▸ **Instructions to follow**
Pictures are not part of the copy; repeat everything else in the records exactly.

▸ **Available records**
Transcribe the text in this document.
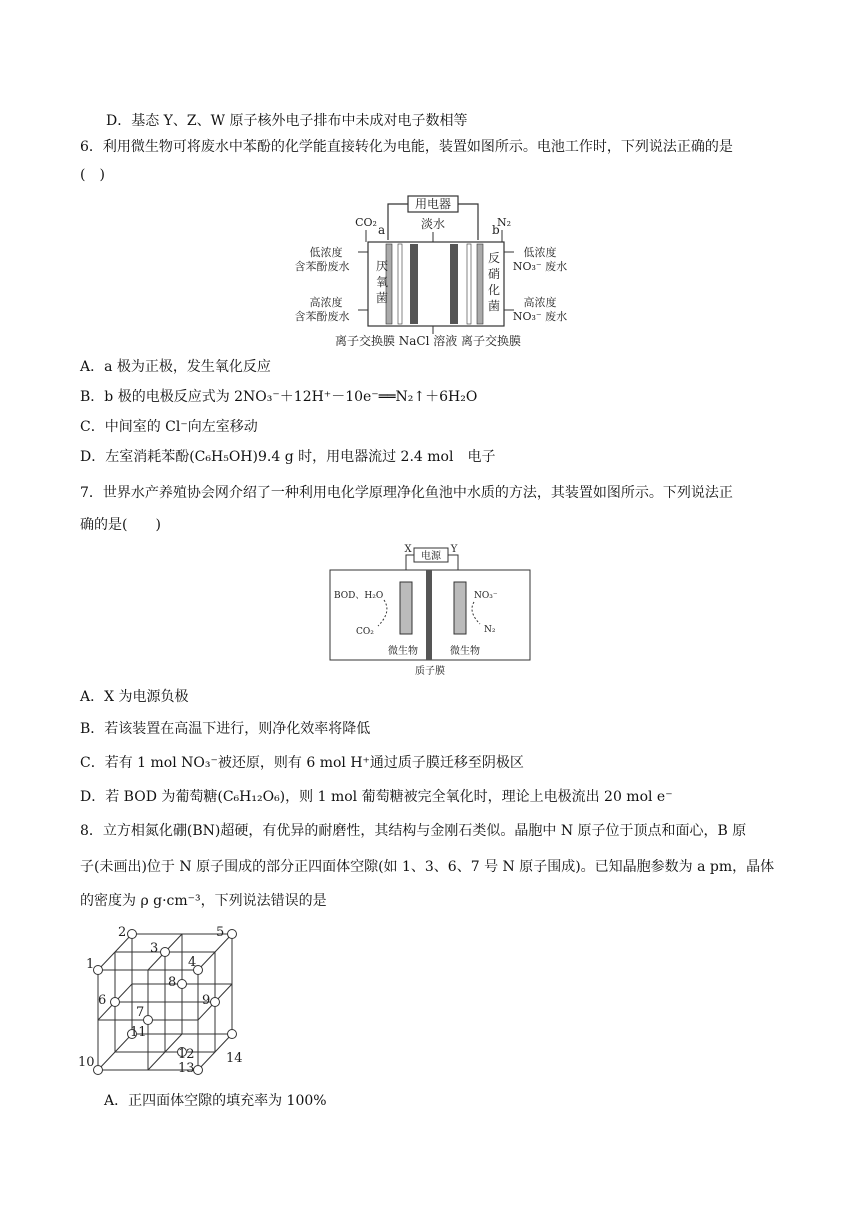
D．基态 Y、Z、W 原子核外电子排布中未成对电子数相等
6．利用微生物可将废水中苯酚的化学能直接转化为电能，装置如图所示。电池工作时，下列说法正确的是
(　)
用电器
a	b
淡水
CO₂	N₂
厌
氧
菌
反
硝
化
菌
低浓度
含苯酚废水
高浓度
含苯酚废水
低浓度
NO₃⁻ 废水
高浓度
NO₃⁻ 废水
离子交换膜 NaCl 溶液 离子交换膜
A．a 极为正极，发生氧化反应
B．b 极的电极反应式为 2NO₃⁻＋12H⁺－10e⁻══N₂↑＋6H₂O
C．中间室的 Cl⁻向左室移动
D．左室消耗苯酚(C₆H₅OH)9.4 g 时，用电器流过 2.4 mol　电子
7．世界水产养殖协会网介绍了一种利用电化学原理净化鱼池中水质的方法，其装置如图所示。下列说法正
确的是(　　)
X	Y
电源
BOD、H₂O
CO₂
NO₃⁻
N₂
微生物	微生物
质子膜
A．X 为电源负极
B．若该装置在高温下进行，则净化效率将降低
C．若有 1 mol NO₃⁻被还原，则有 6 mol H⁺通过质子膜迁移至阴极区
D．若 BOD 为葡萄糖(C₆H₁₂O₆)，则 1 mol 葡萄糖被完全氧化时，理论上电极流出 20 mol e⁻
8．立方相氮化硼(BN)超硬，有优异的耐磨性，其结构与金刚石类似。晶胞中 N 原子位于顶点和面心，B 原
子(未画出)位于 N 原子围成的部分正四面体空隙(如 1、3、6、7 号 N 原子围成)。已知晶胞参数为 a pm，晶体
的密度为 ρ g·cm⁻³，下列说法错误的是
1
2
3
4
5
6
7
8
9
10
11
12
13
14
A．正四面体空隙的填充率为 100%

▸ **Output**
Transcribe the text in this document.
D．基态 Y、Z、W 原子核外电子排布中未成对电子数相等
6．利用微生物可将废水中苯酚的化学能直接转化为电能，装置如图所示。电池工作时，下列说法正确的是
(　)
用电器
a	b
淡水
CO₂	N₂
厌
氧
菌
反
硝
化
菌
低浓度
含苯酚废水
高浓度
含苯酚废水
低浓度
NO₃⁻ 废水
高浓度
NO₃⁻ 废水
离子交换膜 NaCl 溶液 离子交换膜
A．a 极为正极，发生氧化反应
B．b 极的电极反应式为 2NO₃⁻＋12H⁺－10e⁻══N₂↑＋6H₂O
C．中间室的 Cl⁻向左室移动
D．左室消耗苯酚(C₆H₅OH)9.4 g 时，用电器流过 2.4 mol　电子
7．世界水产养殖协会网介绍了一种利用电化学原理净化鱼池中水质的方法，其装置如图所示。下列说法正
确的是(　　)
X	Y
电源
BOD、H₂O
CO₂
NO₃⁻
N₂
微生物	微生物
质子膜
A．X 为电源负极
B．若该装置在高温下进行，则净化效率将降低
C．若有 1 mol NO₃⁻被还原，则有 6 mol H⁺通过质子膜迁移至阴极区
D．若 BOD 为葡萄糖(C₆H₁₂O₆)，则 1 mol 葡萄糖被完全氧化时，理论上电极流出 20 mol e⁻
8．立方相氮化硼(BN)超硬，有优异的耐磨性，其结构与金刚石类似。晶胞中 N 原子位于顶点和面心，B 原
子(未画出)位于 N 原子围成的部分正四面体空隙(如 1、3、6、7 号 N 原子围成)。已知晶胞参数为 a pm，晶体
的密度为 ρ g·cm⁻³，下列说法错误的是
1
2
3
4
5
6
7
8
9
10
11
12
13
14
A．正四面体空隙的填充率为 100%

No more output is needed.